▶ _Exercise description_
Below are some entries. Copy each line that holds the string "procedure".

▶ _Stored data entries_
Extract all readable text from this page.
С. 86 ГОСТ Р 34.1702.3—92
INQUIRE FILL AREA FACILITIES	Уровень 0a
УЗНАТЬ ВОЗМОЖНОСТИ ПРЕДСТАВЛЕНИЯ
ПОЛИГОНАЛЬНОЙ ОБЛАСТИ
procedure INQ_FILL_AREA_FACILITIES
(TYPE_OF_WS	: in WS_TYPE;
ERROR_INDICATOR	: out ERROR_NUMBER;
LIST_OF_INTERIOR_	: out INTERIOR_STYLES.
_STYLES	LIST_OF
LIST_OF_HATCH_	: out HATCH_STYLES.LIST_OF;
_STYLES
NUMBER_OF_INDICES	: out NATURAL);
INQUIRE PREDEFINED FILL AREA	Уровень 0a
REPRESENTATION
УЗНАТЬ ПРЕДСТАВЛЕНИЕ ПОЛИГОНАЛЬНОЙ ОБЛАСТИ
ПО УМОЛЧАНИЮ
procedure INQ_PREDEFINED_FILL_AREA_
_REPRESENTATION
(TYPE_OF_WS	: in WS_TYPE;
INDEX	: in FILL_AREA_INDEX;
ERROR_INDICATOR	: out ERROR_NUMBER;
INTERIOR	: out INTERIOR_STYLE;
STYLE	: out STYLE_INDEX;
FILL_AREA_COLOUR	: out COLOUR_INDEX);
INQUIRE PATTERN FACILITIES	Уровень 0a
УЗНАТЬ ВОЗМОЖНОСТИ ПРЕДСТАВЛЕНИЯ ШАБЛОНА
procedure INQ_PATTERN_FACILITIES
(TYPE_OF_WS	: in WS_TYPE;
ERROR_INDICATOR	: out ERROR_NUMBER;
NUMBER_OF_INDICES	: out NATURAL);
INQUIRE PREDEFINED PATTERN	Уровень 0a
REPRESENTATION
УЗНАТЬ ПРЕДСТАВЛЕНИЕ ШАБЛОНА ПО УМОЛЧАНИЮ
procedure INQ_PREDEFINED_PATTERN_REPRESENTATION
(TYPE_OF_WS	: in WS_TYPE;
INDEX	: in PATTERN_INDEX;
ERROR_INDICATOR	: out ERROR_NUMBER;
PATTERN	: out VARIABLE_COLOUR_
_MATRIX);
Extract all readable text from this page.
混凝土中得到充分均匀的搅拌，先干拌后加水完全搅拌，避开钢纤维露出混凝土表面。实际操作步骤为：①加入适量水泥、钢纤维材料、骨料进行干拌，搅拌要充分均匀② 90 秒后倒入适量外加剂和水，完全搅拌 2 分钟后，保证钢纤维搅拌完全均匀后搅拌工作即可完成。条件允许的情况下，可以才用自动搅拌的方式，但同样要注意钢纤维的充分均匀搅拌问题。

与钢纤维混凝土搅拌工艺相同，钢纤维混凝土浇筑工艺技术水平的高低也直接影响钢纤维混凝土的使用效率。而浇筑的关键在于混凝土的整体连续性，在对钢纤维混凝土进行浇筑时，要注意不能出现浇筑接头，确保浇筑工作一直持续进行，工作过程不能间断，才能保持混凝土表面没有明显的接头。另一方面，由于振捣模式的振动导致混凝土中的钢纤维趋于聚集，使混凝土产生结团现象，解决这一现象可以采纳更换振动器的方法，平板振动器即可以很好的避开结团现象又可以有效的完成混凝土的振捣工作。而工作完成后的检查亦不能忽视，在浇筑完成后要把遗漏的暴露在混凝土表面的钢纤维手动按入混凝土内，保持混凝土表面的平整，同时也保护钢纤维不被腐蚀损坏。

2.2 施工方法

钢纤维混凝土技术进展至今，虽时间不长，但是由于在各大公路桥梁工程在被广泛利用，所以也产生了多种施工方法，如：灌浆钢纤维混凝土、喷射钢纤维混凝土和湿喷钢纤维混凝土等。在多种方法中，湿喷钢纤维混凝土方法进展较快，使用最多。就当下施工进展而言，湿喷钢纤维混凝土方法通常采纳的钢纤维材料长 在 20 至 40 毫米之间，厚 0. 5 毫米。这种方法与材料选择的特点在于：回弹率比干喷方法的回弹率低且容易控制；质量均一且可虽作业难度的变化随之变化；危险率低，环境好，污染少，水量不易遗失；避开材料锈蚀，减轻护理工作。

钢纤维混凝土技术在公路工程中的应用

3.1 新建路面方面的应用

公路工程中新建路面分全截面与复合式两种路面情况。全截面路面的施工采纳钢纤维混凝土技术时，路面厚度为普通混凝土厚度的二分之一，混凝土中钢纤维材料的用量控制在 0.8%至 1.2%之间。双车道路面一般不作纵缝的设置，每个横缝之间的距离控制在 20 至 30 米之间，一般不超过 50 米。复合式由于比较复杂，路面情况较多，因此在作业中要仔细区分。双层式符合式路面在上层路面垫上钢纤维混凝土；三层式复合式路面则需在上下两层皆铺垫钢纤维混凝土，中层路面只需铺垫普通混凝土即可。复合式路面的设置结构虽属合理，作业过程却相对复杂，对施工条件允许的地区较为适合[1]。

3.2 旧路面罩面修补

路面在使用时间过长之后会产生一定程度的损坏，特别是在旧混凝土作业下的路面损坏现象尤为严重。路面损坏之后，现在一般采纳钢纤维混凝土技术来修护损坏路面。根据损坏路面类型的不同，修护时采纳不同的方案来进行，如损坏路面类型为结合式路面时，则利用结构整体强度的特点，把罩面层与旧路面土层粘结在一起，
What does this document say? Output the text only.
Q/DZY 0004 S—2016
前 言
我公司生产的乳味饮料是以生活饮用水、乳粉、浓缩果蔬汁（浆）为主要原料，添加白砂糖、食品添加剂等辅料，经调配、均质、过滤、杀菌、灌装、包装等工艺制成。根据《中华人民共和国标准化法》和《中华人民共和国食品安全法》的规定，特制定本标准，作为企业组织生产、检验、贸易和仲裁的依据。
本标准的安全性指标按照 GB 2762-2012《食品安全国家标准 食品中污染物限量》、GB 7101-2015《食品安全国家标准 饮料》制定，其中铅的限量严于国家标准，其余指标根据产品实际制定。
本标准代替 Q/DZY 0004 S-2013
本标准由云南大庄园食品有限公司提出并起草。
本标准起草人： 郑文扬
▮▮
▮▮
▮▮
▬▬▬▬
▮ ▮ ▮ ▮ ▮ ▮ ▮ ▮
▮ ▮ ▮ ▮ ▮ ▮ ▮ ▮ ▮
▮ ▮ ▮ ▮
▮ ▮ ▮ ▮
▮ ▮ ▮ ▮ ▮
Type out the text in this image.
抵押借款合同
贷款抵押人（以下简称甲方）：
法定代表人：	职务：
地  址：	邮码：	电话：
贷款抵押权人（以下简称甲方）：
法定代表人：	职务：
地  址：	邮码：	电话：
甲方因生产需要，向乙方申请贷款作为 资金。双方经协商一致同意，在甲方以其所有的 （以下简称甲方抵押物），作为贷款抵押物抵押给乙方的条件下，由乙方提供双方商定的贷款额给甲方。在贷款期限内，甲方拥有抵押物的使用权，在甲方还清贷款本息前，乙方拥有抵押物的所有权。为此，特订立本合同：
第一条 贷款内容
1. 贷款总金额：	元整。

▶ _Problem solution_
procedure INQ_FILL_AREA_FACILITIES
procedure INQ_PREDEFINED_FILL_AREA_
procedure INQ_PATTERN_FACILITIES
procedure INQ_PREDEFINED_PATTERN_REPRESENTATION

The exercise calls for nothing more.